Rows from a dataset

════════════════════

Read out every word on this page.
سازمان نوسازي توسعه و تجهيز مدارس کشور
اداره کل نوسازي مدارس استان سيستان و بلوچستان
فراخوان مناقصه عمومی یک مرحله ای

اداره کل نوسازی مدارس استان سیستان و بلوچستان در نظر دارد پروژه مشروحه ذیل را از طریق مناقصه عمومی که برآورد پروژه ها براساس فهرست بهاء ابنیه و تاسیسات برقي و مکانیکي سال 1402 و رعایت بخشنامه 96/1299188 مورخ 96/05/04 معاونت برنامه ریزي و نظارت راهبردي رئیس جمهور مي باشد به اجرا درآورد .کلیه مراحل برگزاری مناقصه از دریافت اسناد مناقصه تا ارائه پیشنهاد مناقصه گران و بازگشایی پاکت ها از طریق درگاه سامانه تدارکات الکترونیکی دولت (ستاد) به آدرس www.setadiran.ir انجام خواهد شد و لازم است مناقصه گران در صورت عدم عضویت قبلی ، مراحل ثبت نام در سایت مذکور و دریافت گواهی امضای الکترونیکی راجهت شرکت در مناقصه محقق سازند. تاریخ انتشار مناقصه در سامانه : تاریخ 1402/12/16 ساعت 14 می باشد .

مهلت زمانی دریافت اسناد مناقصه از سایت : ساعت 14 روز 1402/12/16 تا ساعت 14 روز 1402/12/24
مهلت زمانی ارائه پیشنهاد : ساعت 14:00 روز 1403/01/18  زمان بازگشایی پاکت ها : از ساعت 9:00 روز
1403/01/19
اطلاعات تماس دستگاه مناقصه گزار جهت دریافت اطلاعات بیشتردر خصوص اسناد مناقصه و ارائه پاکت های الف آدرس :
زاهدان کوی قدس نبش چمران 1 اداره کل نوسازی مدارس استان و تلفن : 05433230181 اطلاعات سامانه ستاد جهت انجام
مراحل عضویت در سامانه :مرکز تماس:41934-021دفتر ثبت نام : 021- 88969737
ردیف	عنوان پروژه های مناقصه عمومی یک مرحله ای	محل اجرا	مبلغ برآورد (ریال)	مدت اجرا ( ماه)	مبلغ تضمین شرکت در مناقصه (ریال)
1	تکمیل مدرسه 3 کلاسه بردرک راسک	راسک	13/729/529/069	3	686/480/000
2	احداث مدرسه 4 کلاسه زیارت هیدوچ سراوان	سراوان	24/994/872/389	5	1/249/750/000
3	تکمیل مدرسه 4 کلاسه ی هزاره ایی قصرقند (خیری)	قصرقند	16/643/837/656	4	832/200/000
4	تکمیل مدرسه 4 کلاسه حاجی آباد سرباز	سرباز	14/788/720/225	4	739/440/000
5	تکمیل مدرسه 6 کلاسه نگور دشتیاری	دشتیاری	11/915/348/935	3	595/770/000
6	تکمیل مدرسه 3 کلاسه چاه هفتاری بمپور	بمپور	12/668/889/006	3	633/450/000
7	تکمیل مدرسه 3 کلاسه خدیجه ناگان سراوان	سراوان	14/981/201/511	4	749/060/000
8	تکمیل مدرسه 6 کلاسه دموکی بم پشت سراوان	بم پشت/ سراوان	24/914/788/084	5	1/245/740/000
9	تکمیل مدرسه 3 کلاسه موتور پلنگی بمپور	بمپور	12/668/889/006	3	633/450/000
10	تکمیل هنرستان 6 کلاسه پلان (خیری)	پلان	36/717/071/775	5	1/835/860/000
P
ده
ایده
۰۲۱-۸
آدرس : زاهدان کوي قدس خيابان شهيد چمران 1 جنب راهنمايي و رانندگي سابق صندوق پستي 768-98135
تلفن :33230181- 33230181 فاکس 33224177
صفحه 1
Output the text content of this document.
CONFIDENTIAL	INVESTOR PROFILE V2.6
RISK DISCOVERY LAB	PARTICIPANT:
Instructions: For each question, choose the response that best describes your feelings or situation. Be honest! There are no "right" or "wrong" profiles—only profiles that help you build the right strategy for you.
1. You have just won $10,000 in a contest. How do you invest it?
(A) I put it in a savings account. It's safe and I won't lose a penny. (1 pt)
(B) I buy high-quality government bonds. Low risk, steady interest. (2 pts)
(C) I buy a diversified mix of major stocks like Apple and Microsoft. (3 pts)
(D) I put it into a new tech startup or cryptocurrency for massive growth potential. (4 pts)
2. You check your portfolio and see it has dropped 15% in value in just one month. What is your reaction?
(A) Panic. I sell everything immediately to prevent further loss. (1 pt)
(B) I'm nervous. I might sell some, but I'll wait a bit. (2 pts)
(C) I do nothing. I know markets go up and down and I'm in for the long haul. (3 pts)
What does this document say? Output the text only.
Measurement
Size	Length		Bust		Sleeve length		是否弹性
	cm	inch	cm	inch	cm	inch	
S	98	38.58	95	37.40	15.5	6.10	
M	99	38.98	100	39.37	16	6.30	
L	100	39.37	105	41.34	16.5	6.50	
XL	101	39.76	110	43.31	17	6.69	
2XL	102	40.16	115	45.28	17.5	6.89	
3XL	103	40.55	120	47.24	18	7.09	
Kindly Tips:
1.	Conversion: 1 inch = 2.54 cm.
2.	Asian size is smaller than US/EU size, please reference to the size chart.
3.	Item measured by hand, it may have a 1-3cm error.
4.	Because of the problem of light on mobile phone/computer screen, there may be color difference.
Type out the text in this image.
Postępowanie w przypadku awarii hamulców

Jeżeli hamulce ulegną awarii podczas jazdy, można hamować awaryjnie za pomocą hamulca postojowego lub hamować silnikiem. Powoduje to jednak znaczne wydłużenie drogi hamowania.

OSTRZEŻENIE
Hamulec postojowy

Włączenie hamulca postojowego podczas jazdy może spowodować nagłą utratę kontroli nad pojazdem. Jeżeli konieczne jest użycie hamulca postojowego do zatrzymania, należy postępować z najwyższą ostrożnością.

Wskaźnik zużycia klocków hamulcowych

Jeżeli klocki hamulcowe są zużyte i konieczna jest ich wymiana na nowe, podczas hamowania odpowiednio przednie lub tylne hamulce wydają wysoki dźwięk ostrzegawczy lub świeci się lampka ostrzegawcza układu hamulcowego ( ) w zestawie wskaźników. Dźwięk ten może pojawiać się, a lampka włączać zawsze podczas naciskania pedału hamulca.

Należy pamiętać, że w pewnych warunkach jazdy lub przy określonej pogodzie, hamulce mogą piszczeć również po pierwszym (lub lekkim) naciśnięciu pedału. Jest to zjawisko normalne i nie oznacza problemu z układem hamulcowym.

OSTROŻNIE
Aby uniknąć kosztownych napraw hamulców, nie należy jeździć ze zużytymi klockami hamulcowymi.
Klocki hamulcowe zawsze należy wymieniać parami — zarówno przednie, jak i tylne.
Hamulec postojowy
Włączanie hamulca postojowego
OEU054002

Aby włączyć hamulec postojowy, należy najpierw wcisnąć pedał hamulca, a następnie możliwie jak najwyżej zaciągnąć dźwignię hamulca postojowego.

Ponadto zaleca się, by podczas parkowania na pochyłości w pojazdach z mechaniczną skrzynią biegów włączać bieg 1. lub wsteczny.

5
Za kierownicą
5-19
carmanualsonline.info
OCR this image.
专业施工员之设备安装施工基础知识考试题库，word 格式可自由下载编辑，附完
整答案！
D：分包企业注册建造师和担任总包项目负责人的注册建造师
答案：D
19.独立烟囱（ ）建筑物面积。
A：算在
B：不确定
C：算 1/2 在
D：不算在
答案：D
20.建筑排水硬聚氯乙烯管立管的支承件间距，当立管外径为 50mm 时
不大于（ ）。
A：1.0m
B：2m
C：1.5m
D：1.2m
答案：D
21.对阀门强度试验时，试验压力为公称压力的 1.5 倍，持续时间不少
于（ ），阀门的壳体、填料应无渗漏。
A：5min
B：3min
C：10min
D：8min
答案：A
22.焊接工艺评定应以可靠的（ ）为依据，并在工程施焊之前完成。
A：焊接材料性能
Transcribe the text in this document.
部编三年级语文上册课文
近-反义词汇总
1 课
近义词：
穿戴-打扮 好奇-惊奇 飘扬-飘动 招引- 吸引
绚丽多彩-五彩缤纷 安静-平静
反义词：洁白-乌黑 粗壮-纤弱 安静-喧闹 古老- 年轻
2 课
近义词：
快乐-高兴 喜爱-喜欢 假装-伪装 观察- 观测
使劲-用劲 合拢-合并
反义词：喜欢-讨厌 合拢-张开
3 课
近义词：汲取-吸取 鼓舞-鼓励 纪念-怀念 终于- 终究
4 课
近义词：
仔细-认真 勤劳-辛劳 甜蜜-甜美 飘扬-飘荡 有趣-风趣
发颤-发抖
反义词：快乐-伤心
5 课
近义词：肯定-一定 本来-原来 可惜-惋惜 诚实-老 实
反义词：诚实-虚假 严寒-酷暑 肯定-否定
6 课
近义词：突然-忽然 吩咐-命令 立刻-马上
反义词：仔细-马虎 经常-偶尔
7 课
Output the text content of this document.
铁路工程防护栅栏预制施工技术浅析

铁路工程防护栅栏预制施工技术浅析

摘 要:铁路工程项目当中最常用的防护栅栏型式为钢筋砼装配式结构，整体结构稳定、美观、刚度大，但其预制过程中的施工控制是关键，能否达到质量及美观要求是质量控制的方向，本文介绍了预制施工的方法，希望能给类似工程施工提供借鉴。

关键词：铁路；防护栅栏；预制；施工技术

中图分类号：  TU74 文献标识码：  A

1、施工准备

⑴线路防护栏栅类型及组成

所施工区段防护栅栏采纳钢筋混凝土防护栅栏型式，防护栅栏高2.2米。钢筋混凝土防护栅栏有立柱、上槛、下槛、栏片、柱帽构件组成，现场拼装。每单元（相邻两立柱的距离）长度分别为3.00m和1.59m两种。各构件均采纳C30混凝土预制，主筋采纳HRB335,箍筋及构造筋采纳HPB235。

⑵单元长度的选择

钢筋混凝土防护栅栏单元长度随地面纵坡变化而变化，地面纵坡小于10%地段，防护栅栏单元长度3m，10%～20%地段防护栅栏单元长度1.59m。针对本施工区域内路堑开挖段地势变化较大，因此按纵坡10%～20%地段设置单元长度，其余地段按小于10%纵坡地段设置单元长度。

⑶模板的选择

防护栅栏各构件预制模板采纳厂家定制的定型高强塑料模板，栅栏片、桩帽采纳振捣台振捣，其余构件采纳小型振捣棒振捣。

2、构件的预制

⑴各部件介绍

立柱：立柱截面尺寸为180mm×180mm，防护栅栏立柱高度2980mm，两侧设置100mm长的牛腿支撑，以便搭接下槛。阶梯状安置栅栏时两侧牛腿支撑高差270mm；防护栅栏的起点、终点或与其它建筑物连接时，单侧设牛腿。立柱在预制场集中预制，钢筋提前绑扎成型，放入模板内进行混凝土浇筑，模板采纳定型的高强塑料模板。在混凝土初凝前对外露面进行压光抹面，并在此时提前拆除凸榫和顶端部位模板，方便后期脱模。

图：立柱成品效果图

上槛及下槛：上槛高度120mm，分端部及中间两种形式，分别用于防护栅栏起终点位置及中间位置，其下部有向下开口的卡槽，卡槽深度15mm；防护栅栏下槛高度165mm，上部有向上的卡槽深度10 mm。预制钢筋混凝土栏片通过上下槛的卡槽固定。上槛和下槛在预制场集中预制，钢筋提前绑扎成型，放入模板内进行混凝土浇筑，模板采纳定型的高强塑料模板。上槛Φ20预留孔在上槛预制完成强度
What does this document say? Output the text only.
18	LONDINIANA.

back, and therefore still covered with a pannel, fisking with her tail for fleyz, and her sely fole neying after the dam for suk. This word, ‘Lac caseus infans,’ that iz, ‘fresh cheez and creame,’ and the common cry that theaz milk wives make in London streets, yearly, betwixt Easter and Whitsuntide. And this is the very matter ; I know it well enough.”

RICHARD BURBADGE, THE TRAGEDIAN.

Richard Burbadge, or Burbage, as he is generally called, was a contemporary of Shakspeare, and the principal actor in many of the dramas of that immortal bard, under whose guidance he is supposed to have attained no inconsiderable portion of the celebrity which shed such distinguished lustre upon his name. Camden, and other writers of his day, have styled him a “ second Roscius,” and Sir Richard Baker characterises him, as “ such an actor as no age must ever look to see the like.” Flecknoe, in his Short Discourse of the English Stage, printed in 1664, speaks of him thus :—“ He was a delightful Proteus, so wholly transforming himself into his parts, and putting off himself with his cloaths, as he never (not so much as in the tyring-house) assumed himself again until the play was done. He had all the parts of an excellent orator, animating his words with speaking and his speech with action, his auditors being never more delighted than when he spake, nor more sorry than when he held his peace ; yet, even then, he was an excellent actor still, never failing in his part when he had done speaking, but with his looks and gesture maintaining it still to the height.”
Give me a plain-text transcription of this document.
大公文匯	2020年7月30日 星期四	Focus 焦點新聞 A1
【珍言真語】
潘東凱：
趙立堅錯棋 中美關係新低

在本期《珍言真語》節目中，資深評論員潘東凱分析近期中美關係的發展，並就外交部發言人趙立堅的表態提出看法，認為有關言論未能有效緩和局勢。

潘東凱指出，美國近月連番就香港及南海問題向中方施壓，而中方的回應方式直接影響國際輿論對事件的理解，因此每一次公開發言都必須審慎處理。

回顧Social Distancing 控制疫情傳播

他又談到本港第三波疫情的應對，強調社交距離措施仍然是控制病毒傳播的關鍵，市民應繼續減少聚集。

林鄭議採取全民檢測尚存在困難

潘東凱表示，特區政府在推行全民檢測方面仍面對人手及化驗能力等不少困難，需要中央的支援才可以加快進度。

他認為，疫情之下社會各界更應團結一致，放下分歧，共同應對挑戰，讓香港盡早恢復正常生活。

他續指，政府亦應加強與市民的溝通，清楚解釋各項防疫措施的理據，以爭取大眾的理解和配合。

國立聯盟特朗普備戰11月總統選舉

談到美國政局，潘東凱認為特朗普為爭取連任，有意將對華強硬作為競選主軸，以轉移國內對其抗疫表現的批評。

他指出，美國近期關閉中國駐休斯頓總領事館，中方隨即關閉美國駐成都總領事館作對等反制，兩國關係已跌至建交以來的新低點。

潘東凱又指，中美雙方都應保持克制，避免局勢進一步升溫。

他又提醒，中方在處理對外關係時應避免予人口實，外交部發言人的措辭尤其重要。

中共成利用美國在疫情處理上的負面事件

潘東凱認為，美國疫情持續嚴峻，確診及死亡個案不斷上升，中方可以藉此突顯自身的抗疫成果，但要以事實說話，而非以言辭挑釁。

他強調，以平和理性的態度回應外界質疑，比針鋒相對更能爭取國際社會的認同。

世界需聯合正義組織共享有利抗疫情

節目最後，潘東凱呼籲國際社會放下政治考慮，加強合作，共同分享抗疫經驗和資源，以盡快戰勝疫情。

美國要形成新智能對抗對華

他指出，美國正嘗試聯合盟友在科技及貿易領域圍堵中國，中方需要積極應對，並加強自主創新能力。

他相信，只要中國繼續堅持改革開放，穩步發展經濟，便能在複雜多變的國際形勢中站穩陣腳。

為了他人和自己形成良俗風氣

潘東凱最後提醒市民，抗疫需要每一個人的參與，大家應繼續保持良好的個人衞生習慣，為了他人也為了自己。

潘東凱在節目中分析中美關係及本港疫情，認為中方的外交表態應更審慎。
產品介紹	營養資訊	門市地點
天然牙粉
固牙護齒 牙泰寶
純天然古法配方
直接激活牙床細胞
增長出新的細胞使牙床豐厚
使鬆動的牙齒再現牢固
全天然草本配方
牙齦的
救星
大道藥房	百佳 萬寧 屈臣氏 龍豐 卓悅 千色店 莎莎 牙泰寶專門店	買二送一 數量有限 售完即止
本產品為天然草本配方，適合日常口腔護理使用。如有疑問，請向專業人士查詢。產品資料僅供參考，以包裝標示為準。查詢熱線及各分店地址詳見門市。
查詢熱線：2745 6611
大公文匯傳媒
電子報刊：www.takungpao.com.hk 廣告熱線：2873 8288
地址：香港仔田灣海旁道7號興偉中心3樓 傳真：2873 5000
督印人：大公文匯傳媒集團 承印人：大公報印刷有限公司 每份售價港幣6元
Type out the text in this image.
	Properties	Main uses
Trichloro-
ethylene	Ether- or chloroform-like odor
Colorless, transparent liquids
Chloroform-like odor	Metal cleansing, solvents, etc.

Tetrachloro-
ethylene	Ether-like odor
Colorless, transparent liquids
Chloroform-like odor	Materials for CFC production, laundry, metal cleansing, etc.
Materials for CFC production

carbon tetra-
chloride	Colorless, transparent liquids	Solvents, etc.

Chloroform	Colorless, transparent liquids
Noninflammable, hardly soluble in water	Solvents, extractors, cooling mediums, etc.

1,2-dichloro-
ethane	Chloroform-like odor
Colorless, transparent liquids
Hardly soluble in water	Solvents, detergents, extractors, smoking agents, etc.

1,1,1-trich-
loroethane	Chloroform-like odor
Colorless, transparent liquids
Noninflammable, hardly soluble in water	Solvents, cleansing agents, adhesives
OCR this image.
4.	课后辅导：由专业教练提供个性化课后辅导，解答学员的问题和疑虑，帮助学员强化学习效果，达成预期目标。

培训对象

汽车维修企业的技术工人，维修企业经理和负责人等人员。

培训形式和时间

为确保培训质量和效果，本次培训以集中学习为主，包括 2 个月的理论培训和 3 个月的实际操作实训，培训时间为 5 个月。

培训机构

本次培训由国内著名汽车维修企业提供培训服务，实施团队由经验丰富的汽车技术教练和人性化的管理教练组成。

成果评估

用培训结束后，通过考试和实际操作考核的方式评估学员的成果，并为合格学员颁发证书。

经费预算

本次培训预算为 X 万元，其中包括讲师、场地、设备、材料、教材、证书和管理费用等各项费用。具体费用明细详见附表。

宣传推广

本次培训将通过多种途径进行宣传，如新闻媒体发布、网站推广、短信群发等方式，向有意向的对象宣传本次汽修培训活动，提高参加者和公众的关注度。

════════════════════

Go through the material and select each line with the string "اجرا" in it.

## Correct result
اداره کل نوسازی مدارس استان سیستان و بلوچستان در نظر دارد پروژه مشروحه ذیل را از طریق مناقصه عمومی که برآورد پروژه ها براساس فهرست بهاء ابنیه و تاسیسات برقي و مکانیکي سال 1402 و رعایت بخشنامه 96/1299188 مورخ 96/05/04 معاونت برنامه ریزي و نظارت راهبردي رئیس جمهور مي باشد به اجرا درآورد .کلیه مراحل برگزاری مناقصه از دریافت اسناد مناقصه تا ارائه پیشنهاد مناقصه گران و بازگشایی پاکت ها از طریق درگاه سامانه تدارکات الکترونیکی دولت (ستاد) به آدرس www.setadiran.ir انجام خواهد شد و لازم است مناقصه گران در صورت عدم عضویت قبلی ، مراحل ثبت نام در سایت مذکور و دریافت گواهی امضای الکترونیکی راجهت شرکت در مناقصه محقق سازند. تاریخ انتشار مناقصه در سامانه : تاریخ 1402/12/16 ساعت 14 می باشد .
ردیف	عنوان پروژه های مناقصه عمومی یک مرحله ای	محل اجرا	مبلغ برآورد (ریال)	مدت اجرا ( ماه)	مبلغ تضمین شرکت در مناقصه (ریال)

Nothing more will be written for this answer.